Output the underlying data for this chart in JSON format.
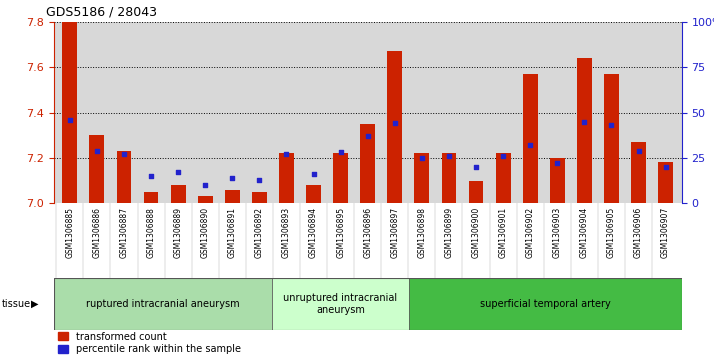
{
  "title": "GDS5186 / 28043",
  "samples": [
    "GSM1306885",
    "GSM1306886",
    "GSM1306887",
    "GSM1306888",
    "GSM1306889",
    "GSM1306890",
    "GSM1306891",
    "GSM1306892",
    "GSM1306893",
    "GSM1306894",
    "GSM1306895",
    "GSM1306896",
    "GSM1306897",
    "GSM1306898",
    "GSM1306899",
    "GSM1306900",
    "GSM1306901",
    "GSM1306902",
    "GSM1306903",
    "GSM1306904",
    "GSM1306905",
    "GSM1306906",
    "GSM1306907"
  ],
  "transformed_count": [
    7.8,
    7.3,
    7.23,
    7.05,
    7.08,
    7.03,
    7.06,
    7.05,
    7.22,
    7.08,
    7.22,
    7.35,
    7.67,
    7.22,
    7.22,
    7.1,
    7.22,
    7.57,
    7.2,
    7.64,
    7.57,
    7.27,
    7.18
  ],
  "percentile_rank": [
    46,
    29,
    27,
    15,
    17,
    10,
    14,
    13,
    27,
    16,
    28,
    37,
    44,
    25,
    26,
    20,
    26,
    32,
    22,
    45,
    43,
    29,
    20
  ],
  "ylim_left": [
    7.0,
    7.8
  ],
  "ylim_right": [
    0,
    100
  ],
  "yticks_left": [
    7.0,
    7.2,
    7.4,
    7.6,
    7.8
  ],
  "yticks_right": [
    0,
    25,
    50,
    75,
    100
  ],
  "ytick_labels_right": [
    "0",
    "25",
    "50",
    "75",
    "100%"
  ],
  "bar_color": "#cc2200",
  "dot_color": "#2222cc",
  "bg_color": "#d8d8d8",
  "groups": [
    {
      "label": "ruptured intracranial aneurysm",
      "start": 0,
      "end": 8,
      "color": "#aaddaa"
    },
    {
      "label": "unruptured intracranial\naneurysm",
      "start": 8,
      "end": 13,
      "color": "#ccffcc"
    },
    {
      "label": "superficial temporal artery",
      "start": 13,
      "end": 23,
      "color": "#44bb44"
    }
  ]
}
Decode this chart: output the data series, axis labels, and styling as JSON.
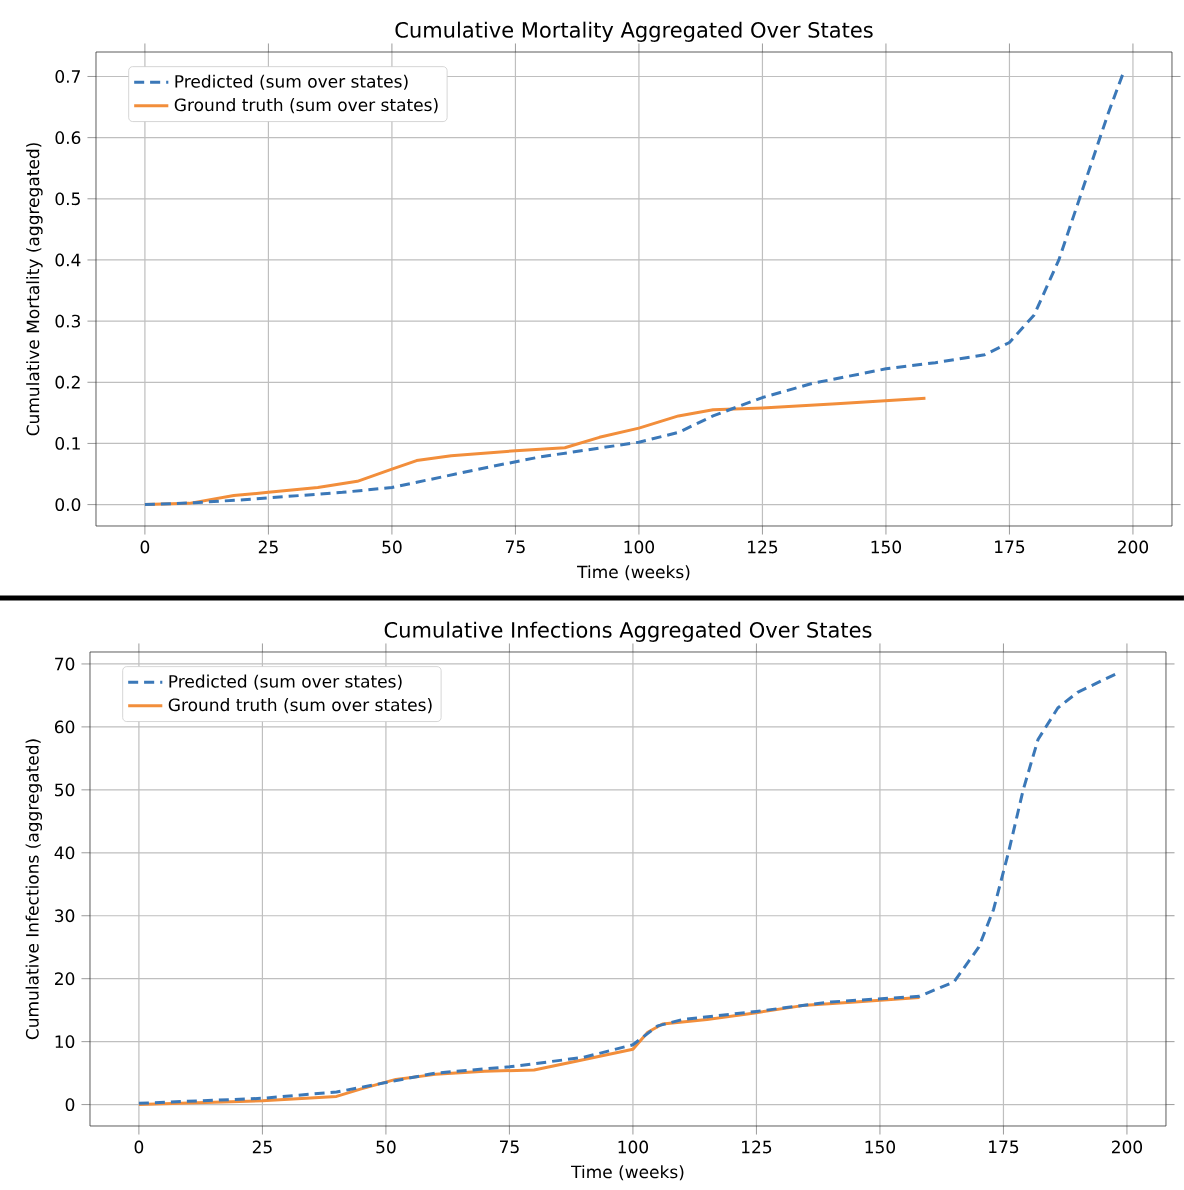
{
  "chart_data": [
    {
      "type": "line",
      "title": "Cumulative Mortality Aggregated Over States",
      "xlabel": "Time (weeks)",
      "ylabel": "Cumulative Mortality (aggregated)",
      "xlim": [
        -9.9,
        207.9
      ],
      "ylim": [
        -0.035,
        0.74
      ],
      "xticks": [
        0,
        25,
        50,
        75,
        100,
        125,
        150,
        175,
        200
      ],
      "yticks": [
        {
          "value": 0,
          "label": "0.0"
        },
        {
          "value": 0.1,
          "label": "0.1"
        },
        {
          "value": 0.2,
          "label": "0.2"
        },
        {
          "value": 0.3,
          "label": "0.3"
        },
        {
          "value": 0.4,
          "label": "0.4"
        },
        {
          "value": 0.5,
          "label": "0.5"
        },
        {
          "value": 0.6,
          "label": "0.6"
        },
        {
          "value": 0.7,
          "label": "0.7"
        }
      ],
      "grid": true,
      "legend": "top left",
      "series": [
        {
          "name": "Predicted (sum over states)",
          "color": "#3b78b8",
          "line_style": "dashed",
          "x": [
            0,
            10,
            20,
            30,
            40,
            50,
            60,
            70,
            80,
            90,
            100,
            108,
            115,
            125,
            135,
            150,
            160,
            170,
            175,
            180,
            185,
            190,
            195,
            198
          ],
          "values": [
            0,
            0.003,
            0.008,
            0.014,
            0.02,
            0.028,
            0.045,
            0.062,
            0.078,
            0.09,
            0.102,
            0.118,
            0.145,
            0.175,
            0.198,
            0.222,
            0.232,
            0.245,
            0.265,
            0.31,
            0.4,
            0.52,
            0.64,
            0.705
          ]
        },
        {
          "name": "Ground truth (sum over states)",
          "color": "#f28e3b",
          "line_style": "solid",
          "x": [
            0,
            9,
            18,
            25,
            35,
            43,
            50,
            55,
            62,
            75,
            85,
            92,
            100,
            108,
            115,
            125,
            140,
            158
          ],
          "values": [
            0,
            0.002,
            0.015,
            0.02,
            0.028,
            0.038,
            0.058,
            0.072,
            0.08,
            0.088,
            0.093,
            0.11,
            0.125,
            0.145,
            0.155,
            0.158,
            0.165,
            0.174
          ]
        }
      ]
    },
    {
      "type": "line",
      "title": "Cumulative Infections Aggregated Over States",
      "xlabel": "Time (weeks)",
      "ylabel": "Cumulative Infections (aggregated)",
      "xlim": [
        -9.9,
        207.9
      ],
      "ylim": [
        -3.4,
        71.9
      ],
      "xticks": [
        0,
        25,
        50,
        75,
        100,
        125,
        150,
        175,
        200
      ],
      "yticks": [
        0,
        10,
        20,
        30,
        40,
        50,
        60,
        70
      ],
      "grid": true,
      "legend": "top left",
      "series": [
        {
          "name": "Predicted (sum over states)",
          "color": "#3b78b8",
          "line_style": "dashed",
          "x": [
            0,
            25,
            40,
            50,
            60,
            75,
            90,
            100,
            105,
            110,
            125,
            140,
            158,
            165,
            170,
            173,
            176,
            179,
            182,
            186,
            190,
            198
          ],
          "values": [
            0.2,
            1.0,
            2,
            3.5,
            5,
            6,
            7.5,
            9.5,
            12.5,
            13.5,
            14.8,
            16.3,
            17.2,
            19.5,
            25,
            31,
            40,
            50,
            58,
            63,
            65.5,
            68.5
          ]
        },
        {
          "name": "Ground truth (sum over states)",
          "color": "#f28e3b",
          "line_style": "solid",
          "x": [
            0,
            25,
            40,
            45,
            52,
            60,
            70,
            80,
            88,
            100,
            103,
            106,
            115,
            125,
            135,
            145,
            158
          ],
          "values": [
            0,
            0.6,
            1.3,
            2.5,
            4,
            4.8,
            5.3,
            5.5,
            6.8,
            8.8,
            11.5,
            12.8,
            13.5,
            14.6,
            15.8,
            16.3,
            17
          ]
        }
      ]
    }
  ]
}
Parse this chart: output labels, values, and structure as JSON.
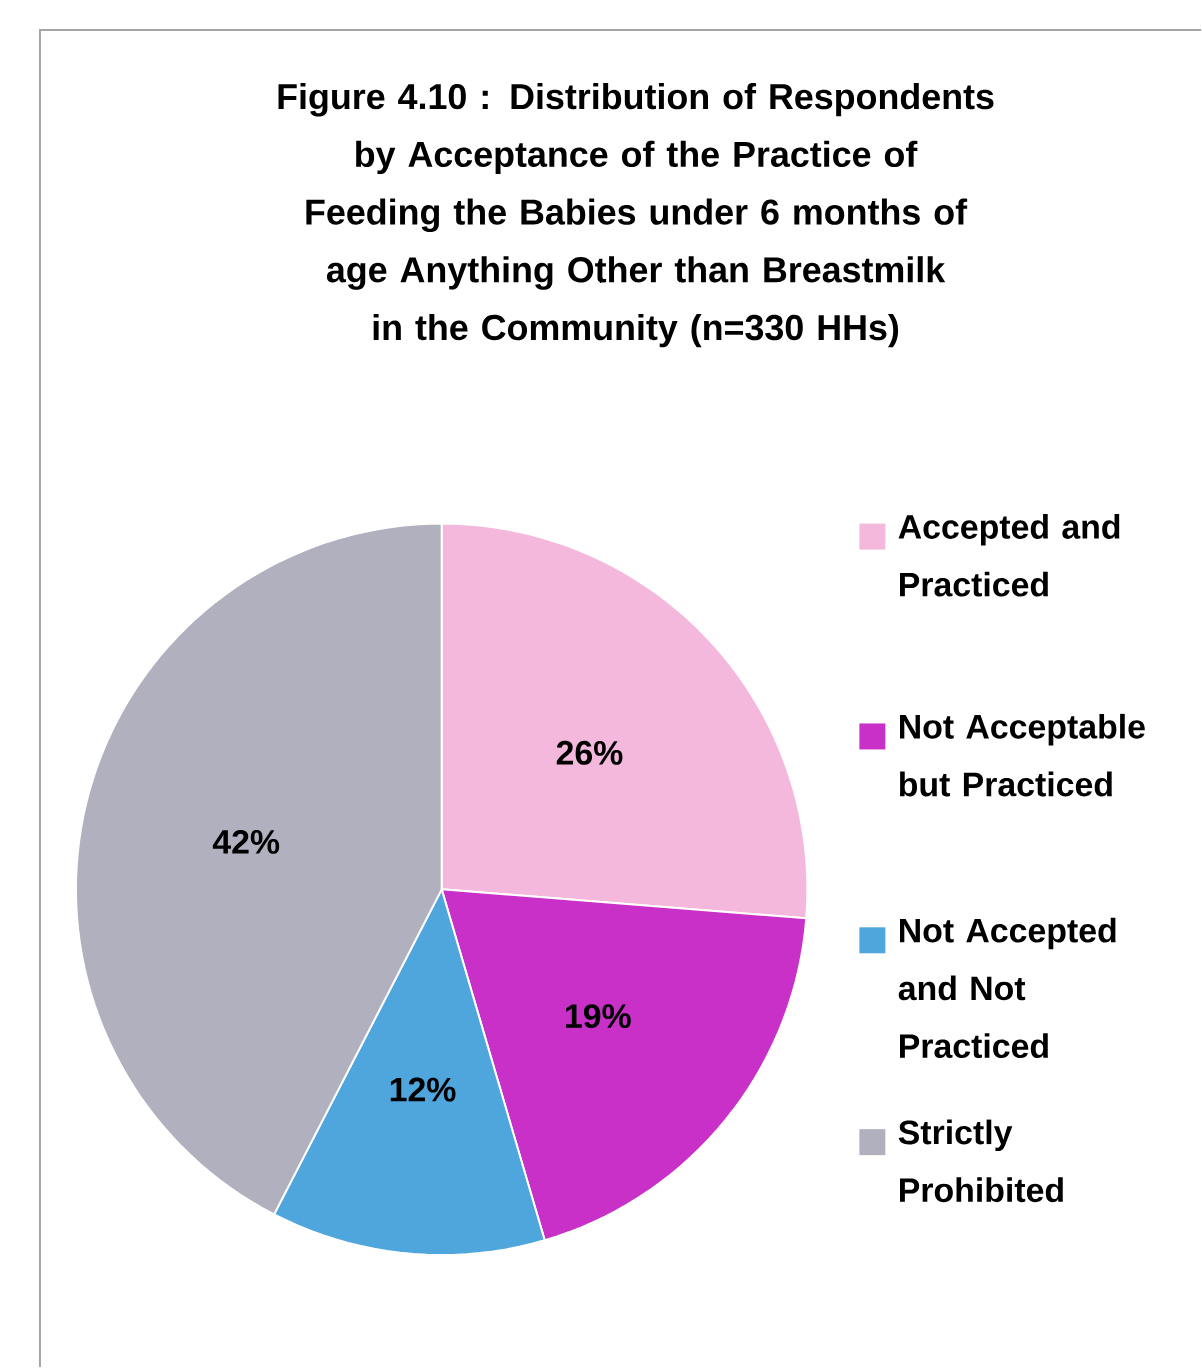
{
  "chart_data": {
    "type": "pie",
    "title": "Figure 4.10 : Distribution of Respondents by Acceptance of the Practice of Feeding the Babies under 6 months of age Anything Other than Breastmilk in the Community (n=330 HHs)",
    "categories": [
      "Accepted and Practiced",
      "Not Acceptable but Practiced",
      "Not Accepted and Not Practiced",
      "Strictly Prohibited"
    ],
    "values": [
      26,
      19,
      12,
      42
    ],
    "colors": [
      "#f4b8dc",
      "#c830c8",
      "#4ea6dc",
      "#b0b0be"
    ],
    "value_labels": [
      "26%",
      "19%",
      "12%",
      "42%"
    ],
    "legend": "right"
  }
}
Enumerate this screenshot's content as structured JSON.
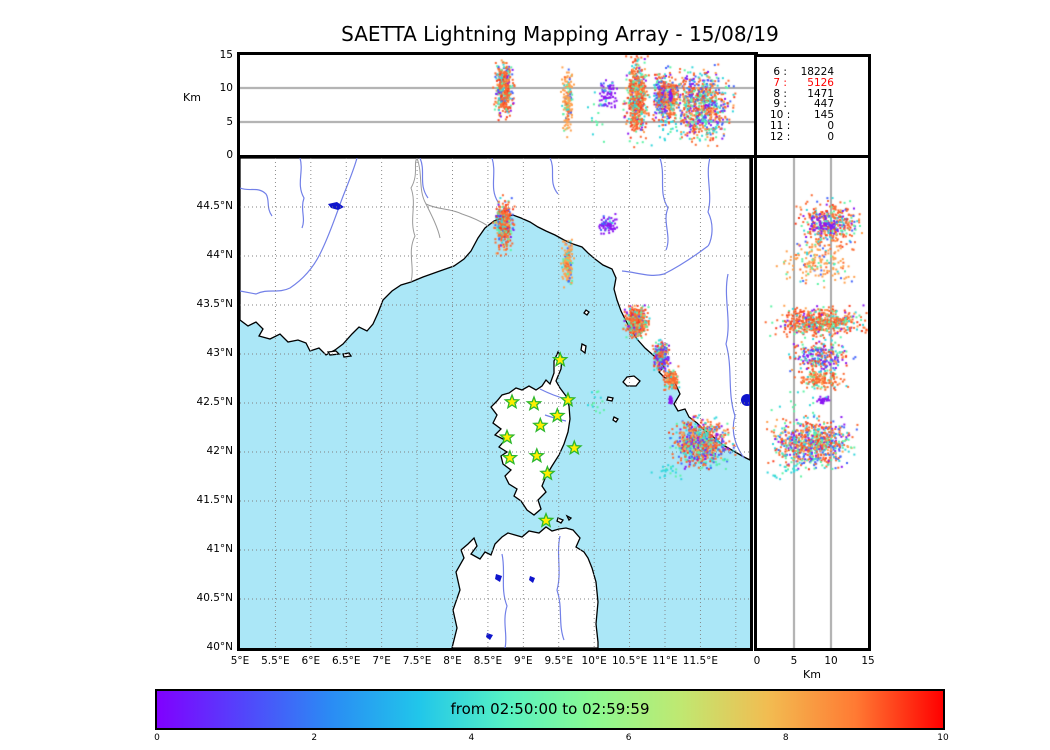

• • •

Requirement: Copy exactly the lines from the line containing "Parse this chart: output" through the last line of the records, both included, and omit every picture.

Answer below:
Parse this chart: output labels, values, and structure as JSON.
{
  "chart_data": {
    "type": "pie",
    "title": "Figure 4.10 : Distribution of Respondents by Acceptance of the Practice of Feeding the Babies under 6 months of age Anything Other than Breastmilk in the Community (n=330 HHs)",
    "categories": [
      "Accepted and Practiced",
      "Not Acceptable but Practiced",
      "Not Accepted and Not Practiced",
      "Strictly Prohibited"
    ],
    "values": [
      26,
      19,
      12,
      42
    ],
    "colors": [
      "#f4b8dc",
      "#c830c8",
      "#4ea6dc",
      "#b0b0be"
    ],
    "value_labels": [
      "26%",
      "19%",
      "12%",
      "42%"
    ],
    "legend": "right"
  }
}
Enumerate this screenshot's content as structured JSON.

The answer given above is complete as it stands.